▶ _What the exercise asks_
Search the data for the string "girl" and extract every line where it appears.

▶ _Records for this exercise_
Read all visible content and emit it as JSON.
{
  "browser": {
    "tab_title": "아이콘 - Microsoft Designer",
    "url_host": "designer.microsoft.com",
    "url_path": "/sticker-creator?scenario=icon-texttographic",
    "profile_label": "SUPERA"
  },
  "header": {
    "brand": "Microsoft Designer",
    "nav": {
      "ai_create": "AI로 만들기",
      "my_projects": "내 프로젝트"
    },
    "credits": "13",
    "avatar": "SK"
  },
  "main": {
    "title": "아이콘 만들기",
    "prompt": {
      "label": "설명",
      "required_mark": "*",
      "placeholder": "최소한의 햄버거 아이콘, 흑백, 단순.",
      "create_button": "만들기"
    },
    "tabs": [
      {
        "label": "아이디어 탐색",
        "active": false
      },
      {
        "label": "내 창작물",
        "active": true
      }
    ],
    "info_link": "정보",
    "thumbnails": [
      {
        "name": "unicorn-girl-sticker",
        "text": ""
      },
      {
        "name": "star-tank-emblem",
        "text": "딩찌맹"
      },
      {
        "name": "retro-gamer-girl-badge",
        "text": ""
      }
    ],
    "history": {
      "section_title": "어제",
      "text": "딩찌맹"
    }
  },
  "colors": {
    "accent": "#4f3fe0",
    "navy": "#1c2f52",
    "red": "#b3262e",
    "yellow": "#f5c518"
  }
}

▶ _Result of the exercise_
        "name": "unicorn-girl-sticker",
        "name": "retro-gamer-girl-badge",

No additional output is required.